▸ STATED PROBLEM: Set down the material below in full, matching it exactly.
........
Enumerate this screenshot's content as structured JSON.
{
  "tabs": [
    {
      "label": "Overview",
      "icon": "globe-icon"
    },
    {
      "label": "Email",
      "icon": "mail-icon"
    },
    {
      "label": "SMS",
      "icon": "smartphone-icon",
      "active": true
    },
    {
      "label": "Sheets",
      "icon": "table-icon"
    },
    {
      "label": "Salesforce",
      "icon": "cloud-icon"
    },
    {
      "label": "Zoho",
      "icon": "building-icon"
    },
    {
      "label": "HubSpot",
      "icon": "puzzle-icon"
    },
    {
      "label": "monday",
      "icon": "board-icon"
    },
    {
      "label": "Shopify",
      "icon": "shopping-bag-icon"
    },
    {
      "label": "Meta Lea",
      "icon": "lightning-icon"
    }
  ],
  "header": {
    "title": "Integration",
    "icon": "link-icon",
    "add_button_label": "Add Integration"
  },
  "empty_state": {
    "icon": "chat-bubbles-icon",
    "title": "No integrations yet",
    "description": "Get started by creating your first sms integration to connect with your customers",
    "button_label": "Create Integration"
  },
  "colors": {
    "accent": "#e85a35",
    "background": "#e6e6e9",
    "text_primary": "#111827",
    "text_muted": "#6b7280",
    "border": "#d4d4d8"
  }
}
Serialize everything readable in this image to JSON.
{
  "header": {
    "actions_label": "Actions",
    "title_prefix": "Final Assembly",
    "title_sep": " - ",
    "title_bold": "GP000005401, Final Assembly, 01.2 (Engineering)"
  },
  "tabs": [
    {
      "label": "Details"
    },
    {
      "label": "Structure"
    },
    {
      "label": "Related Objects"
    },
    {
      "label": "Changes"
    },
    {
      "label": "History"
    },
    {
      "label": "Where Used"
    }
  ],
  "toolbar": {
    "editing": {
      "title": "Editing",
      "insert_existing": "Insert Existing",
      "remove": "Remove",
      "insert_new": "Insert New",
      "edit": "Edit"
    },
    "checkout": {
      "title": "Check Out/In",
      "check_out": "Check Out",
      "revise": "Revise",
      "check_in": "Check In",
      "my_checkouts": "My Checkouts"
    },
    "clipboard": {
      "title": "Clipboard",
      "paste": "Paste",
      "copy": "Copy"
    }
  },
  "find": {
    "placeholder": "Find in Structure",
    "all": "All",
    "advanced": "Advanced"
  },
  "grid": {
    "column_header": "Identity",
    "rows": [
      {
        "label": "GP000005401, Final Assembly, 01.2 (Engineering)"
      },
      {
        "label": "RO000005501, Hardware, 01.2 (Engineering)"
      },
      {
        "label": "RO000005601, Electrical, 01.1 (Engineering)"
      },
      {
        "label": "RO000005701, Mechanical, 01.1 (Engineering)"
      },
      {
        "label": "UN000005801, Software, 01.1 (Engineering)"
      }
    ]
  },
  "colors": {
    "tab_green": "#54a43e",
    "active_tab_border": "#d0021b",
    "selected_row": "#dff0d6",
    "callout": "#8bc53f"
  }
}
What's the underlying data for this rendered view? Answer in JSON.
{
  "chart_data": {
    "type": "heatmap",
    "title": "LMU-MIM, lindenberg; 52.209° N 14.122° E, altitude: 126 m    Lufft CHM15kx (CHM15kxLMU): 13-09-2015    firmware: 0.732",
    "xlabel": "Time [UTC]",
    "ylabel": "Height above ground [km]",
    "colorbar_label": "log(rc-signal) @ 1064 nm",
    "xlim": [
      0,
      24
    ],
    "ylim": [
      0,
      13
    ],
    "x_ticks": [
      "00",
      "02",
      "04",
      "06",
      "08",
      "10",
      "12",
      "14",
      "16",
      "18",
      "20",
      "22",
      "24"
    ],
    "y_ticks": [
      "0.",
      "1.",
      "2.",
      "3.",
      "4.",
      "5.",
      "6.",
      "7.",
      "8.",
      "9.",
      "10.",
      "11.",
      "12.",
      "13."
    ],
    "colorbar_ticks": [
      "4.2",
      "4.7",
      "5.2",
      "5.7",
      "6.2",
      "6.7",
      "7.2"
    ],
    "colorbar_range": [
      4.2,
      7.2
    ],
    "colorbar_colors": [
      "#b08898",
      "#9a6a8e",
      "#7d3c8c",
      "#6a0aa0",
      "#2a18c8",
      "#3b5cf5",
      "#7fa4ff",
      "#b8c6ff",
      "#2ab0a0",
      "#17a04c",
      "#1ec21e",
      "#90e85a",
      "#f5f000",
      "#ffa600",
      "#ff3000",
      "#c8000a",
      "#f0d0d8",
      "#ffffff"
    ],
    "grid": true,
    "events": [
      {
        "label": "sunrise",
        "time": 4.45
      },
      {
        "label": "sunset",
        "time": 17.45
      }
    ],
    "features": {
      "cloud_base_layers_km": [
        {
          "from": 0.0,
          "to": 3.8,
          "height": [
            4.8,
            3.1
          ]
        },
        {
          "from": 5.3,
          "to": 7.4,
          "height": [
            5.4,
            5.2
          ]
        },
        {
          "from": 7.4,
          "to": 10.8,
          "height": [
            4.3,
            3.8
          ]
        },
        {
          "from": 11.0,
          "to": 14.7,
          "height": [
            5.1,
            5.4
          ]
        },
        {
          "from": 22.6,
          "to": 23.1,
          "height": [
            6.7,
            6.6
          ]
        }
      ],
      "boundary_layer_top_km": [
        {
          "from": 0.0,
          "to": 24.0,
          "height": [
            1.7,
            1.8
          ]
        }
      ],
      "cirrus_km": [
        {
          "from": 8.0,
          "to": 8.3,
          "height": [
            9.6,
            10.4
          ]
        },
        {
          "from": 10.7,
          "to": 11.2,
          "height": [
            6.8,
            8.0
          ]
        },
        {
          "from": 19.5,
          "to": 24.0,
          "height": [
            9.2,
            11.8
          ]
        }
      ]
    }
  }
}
........
▸ TASK RESPONSE:
Enumerate this screenshot's content as structured JSON.
{
  "tabs": [
    {
      "label": "Overview",
      "icon": "globe-icon"
    },
    {
      "label": "Email",
      "icon": "mail-icon"
    },
    {
      "label": "SMS",
      "icon": "smartphone-icon",
      "active": true
    },
    {
      "label": "Sheets",
      "icon": "table-icon"
    },
    {
      "label": "Salesforce",
      "icon": "cloud-icon"
    },
    {
      "label": "Zoho",
      "icon": "building-icon"
    },
    {
      "label": "HubSpot",
      "icon": "puzzle-icon"
    },
    {
      "label": "monday",
      "icon": "board-icon"
    },
    {
      "label": "Shopify",
      "icon": "shopping-bag-icon"
    },
    {
      "label": "Meta Lea",
      "icon": "lightning-icon"
    }
  ],
  "header": {
    "title": "Integration",
    "icon": "link-icon",
    "add_button_label": "Add Integration"
  },
  "empty_state": {
    "icon": "chat-bubbles-icon",
    "title": "No integrations yet",
    "description": "Get started by creating your first sms integration to connect with your customers",
    "button_label": "Create Integration"
  },
  "colors": {
    "accent": "#e85a35",
    "background": "#e6e6e9",
    "text_primary": "#111827",
    "text_muted": "#6b7280",
    "border": "#d4d4d8"
  }
}
Serialize everything readable in this image to JSON.
{
  "header": {
    "actions_label": "Actions",
    "title_prefix": "Final Assembly",
    "title_sep": " - ",
    "title_bold": "GP000005401, Final Assembly, 01.2 (Engineering)"
  },
  "tabs": [
    {
      "label": "Details"
    },
    {
      "label": "Structure"
    },
    {
      "label": "Related Objects"
    },
    {
      "label": "Changes"
    },
    {
      "label": "History"
    },
    {
      "label": "Where Used"
    }
  ],
  "toolbar": {
    "editing": {
      "title": "Editing",
      "insert_existing": "Insert Existing",
      "remove": "Remove",
      "insert_new": "Insert New",
      "edit": "Edit"
    },
    "checkout": {
      "title": "Check Out/In",
      "check_out": "Check Out",
      "revise": "Revise",
      "check_in": "Check In",
      "my_checkouts": "My Checkouts"
    },
    "clipboard": {
      "title": "Clipboard",
      "paste": "Paste",
      "copy": "Copy"
    }
  },
  "find": {
    "placeholder": "Find in Structure",
    "all": "All",
    "advanced": "Advanced"
  },
  "grid": {
    "column_header": "Identity",
    "rows": [
      {
        "label": "GP000005401, Final Assembly, 01.2 (Engineering)"
      },
      {
        "label": "RO000005501, Hardware, 01.2 (Engineering)"
      },
      {
        "label": "RO000005601, Electrical, 01.1 (Engineering)"
      },
      {
        "label": "RO000005701, Mechanical, 01.1 (Engineering)"
      },
      {
        "label": "UN000005801, Software, 01.1 (Engineering)"
      }
    ]
  },
  "colors": {
    "tab_green": "#54a43e",
    "active_tab_border": "#d0021b",
    "selected_row": "#dff0d6",
    "callout": "#8bc53f"
  }
}
What's the underlying data for this rendered view? Answer in JSON.
{
  "chart_data": {
    "type": "heatmap",
    "title": "LMU-MIM, lindenberg; 52.209° N 14.122° E, altitude: 126 m    Lufft CHM15kx (CHM15kxLMU): 13-09-2015    firmware: 0.732",
    "xlabel": "Time [UTC]",
    "ylabel": "Height above ground [km]",
    "colorbar_label": "log(rc-signal) @ 1064 nm",
    "xlim": [
      0,
      24
    ],
    "ylim": [
      0,
      13
    ],
    "x_ticks": [
      "00",
      "02",
      "04",
      "06",
      "08",
      "10",
      "12",
      "14",
      "16",
      "18",
      "20",
      "22",
      "24"
    ],
    "y_ticks": [
      "0.",
      "1.",
      "2.",
      "3.",
      "4.",
      "5.",
      "6.",
      "7.",
      "8.",
      "9.",
      "10.",
      "11.",
      "12.",
      "13."
    ],
    "colorbar_ticks": [
      "4.2",
      "4.7",
      "5.2",
      "5.7",
      "6.2",
      "6.7",
      "7.2"
    ],
    "colorbar_range": [
      4.2,
      7.2
    ],
    "colorbar_colors": [
      "#b08898",
      "#9a6a8e",
      "#7d3c8c",
      "#6a0aa0",
      "#2a18c8",
      "#3b5cf5",
      "#7fa4ff",
      "#b8c6ff",
      "#2ab0a0",
      "#17a04c",
      "#1ec21e",
      "#90e85a",
      "#f5f000",
      "#ffa600",
      "#ff3000",
      "#c8000a",
      "#f0d0d8",
      "#ffffff"
    ],
    "grid": true,
    "events": [
      {
        "label": "sunrise",
        "time": 4.45
      },
      {
        "label": "sunset",
        "time": 17.45
      }
    ],
    "features": {
      "cloud_base_layers_km": [
        {
          "from": 0.0,
          "to": 3.8,
          "height": [
            4.8,
            3.1
          ]
        },
        {
          "from": 5.3,
          "to": 7.4,
          "height": [
            5.4,
            5.2
          ]
        },
        {
          "from": 7.4,
          "to": 10.8,
          "height": [
            4.3,
            3.8
          ]
        },
        {
          "from": 11.0,
          "to": 14.7,
          "height": [
            5.1,
            5.4
          ]
        },
        {
          "from": 22.6,
          "to": 23.1,
          "height": [
            6.7,
            6.6
          ]
        }
      ],
      "boundary_layer_top_km": [
        {
          "from": 0.0,
          "to": 24.0,
          "height": [
            1.7,
            1.8
          ]
        }
      ],
      "cirrus_km": [
        {
          "from": 8.0,
          "to": 8.3,
          "height": [
            9.6,
            10.4
          ]
        },
        {
          "from": 10.7,
          "to": 11.2,
          "height": [
            6.8,
            8.0
          ]
        },
        {
          "from": 19.5,
          "to": 24.0,
          "height": [
            9.2,
            11.8
          ]
        }
      ]
    }
  }
}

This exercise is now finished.